Given request
Check every line for the word "Bağlantıları" and state how many lines have it. Reply with the number alone.

Dataset entries

┏━━

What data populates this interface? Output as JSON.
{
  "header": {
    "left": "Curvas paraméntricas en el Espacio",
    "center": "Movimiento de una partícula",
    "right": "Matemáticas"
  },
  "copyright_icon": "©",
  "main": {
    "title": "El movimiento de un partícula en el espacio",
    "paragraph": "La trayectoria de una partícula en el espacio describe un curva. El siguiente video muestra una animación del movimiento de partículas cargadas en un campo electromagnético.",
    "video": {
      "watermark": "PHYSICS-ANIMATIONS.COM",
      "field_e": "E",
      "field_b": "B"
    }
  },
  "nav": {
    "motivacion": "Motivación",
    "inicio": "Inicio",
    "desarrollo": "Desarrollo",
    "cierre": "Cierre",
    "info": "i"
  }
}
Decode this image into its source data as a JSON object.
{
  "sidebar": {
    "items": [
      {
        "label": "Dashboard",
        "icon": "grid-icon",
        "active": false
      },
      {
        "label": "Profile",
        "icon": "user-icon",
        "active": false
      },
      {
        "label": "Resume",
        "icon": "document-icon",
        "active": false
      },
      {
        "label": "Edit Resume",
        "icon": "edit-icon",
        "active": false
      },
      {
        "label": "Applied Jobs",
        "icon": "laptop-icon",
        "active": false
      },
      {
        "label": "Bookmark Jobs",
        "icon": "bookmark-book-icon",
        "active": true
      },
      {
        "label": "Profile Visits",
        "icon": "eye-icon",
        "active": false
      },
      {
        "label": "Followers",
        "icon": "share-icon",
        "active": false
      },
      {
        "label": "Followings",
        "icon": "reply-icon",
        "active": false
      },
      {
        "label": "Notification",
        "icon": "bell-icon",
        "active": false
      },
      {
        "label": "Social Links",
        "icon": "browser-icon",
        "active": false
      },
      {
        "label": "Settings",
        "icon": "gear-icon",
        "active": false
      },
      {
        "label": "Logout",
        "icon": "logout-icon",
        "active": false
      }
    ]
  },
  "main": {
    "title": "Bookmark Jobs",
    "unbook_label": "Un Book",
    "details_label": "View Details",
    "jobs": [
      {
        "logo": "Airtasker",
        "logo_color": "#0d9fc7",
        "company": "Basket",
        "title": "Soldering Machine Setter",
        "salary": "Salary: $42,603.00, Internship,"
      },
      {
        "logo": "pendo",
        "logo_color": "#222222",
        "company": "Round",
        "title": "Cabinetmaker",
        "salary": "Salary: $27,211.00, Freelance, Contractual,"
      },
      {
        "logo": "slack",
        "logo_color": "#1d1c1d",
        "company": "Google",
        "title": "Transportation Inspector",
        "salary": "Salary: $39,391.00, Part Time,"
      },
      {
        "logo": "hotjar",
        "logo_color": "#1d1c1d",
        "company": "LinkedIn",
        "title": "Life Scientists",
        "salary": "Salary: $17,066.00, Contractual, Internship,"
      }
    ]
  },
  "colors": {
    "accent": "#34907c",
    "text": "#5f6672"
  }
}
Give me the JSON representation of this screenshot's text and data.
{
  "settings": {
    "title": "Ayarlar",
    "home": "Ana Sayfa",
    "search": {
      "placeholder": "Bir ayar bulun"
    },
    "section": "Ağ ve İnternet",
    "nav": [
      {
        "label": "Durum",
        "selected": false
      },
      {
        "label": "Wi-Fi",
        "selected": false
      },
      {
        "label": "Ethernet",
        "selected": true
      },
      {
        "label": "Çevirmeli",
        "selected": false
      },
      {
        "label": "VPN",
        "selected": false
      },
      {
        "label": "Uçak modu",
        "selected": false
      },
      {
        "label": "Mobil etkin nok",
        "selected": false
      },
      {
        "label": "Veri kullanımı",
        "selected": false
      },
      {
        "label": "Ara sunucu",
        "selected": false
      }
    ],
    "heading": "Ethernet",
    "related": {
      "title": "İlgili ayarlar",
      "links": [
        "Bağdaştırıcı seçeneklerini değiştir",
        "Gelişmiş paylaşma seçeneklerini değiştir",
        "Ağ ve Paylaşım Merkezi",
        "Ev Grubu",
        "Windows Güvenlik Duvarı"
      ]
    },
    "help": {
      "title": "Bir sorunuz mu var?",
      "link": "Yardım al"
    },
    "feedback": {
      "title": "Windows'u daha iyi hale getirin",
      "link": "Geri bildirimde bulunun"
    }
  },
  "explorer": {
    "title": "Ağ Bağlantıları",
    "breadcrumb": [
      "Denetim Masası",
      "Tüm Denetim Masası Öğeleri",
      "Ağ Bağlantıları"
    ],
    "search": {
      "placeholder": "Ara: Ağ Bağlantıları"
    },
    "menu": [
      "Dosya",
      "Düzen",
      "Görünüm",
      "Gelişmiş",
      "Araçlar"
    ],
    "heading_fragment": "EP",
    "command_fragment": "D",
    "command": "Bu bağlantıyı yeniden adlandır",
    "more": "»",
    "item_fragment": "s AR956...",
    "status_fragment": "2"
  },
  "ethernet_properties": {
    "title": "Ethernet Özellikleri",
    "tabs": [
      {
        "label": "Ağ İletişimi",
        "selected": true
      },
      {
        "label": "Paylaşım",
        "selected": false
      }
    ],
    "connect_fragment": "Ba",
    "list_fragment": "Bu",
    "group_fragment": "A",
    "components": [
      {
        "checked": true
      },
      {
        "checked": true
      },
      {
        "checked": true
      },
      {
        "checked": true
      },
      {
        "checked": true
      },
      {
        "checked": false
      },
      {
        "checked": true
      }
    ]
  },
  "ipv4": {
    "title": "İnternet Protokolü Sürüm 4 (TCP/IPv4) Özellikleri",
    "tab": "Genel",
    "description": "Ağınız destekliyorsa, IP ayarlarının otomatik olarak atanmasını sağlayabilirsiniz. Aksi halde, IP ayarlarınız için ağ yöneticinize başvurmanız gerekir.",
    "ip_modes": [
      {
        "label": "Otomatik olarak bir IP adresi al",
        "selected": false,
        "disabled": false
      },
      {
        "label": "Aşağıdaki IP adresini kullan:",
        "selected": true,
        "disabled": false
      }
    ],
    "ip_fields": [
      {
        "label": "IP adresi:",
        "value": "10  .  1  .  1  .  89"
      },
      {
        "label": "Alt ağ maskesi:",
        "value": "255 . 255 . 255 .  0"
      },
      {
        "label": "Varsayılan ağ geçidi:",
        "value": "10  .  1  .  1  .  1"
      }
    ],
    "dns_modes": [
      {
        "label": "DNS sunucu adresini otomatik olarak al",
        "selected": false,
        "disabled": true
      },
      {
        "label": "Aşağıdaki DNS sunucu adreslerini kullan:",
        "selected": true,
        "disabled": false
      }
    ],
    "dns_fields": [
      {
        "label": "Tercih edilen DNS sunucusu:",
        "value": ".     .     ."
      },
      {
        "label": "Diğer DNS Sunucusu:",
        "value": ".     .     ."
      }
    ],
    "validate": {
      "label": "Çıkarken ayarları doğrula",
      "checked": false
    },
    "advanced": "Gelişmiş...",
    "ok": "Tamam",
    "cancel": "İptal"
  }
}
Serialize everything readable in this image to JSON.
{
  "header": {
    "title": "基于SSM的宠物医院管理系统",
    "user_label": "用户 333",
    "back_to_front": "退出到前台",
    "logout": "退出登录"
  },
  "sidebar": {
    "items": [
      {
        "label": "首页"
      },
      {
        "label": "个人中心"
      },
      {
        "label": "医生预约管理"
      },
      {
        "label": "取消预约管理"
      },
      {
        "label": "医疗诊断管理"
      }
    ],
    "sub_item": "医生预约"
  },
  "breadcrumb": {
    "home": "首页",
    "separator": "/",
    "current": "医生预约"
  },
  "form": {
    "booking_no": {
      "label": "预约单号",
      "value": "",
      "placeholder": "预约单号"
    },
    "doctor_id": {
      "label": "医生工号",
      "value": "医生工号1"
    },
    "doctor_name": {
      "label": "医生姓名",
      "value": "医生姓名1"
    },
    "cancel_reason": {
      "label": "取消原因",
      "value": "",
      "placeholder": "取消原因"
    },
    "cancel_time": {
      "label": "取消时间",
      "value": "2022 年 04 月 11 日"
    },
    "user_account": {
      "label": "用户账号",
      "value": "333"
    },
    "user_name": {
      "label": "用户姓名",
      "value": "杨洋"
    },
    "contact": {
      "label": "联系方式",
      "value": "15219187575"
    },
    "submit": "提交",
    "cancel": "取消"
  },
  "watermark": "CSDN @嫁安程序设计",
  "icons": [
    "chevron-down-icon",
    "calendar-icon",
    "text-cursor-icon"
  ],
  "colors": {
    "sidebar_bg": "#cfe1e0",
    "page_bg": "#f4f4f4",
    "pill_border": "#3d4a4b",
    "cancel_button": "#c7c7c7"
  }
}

┗━━

Written response
3